THE TASK: Look through the records that follow. Copy every line containing the word "this".

################

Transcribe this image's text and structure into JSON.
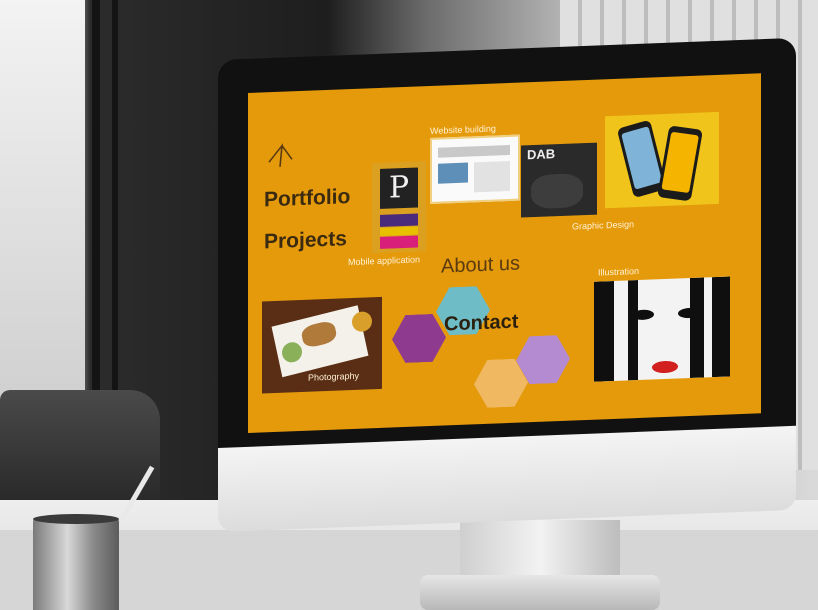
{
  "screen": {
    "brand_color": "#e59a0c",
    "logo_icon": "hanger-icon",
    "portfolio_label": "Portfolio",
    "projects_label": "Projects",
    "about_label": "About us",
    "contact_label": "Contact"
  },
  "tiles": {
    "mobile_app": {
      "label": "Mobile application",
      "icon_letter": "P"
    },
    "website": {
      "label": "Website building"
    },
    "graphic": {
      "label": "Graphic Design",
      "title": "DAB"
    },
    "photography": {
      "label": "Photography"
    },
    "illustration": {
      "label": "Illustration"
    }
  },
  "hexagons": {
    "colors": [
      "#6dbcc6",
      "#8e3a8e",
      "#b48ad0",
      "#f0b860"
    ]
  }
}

################

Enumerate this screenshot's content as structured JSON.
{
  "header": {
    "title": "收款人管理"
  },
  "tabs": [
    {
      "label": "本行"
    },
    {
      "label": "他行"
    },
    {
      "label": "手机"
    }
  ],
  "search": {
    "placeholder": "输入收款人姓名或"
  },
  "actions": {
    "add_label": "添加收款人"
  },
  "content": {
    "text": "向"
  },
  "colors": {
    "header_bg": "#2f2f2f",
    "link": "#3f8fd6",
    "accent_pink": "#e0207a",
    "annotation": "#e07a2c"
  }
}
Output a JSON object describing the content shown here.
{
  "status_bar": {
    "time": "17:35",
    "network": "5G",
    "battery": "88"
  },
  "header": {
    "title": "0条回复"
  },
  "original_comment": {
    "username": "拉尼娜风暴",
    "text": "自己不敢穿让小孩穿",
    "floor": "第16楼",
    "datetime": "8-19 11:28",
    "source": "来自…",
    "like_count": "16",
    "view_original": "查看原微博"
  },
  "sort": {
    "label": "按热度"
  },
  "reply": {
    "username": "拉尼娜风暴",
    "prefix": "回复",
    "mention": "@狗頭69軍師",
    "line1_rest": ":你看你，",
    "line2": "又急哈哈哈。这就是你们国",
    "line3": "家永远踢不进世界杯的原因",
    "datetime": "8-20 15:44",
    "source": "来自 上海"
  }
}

################

FINAL ANSWER:
Transcribe this image's text and structure into JSON.
Enumerate this screenshot's content as structured JSON.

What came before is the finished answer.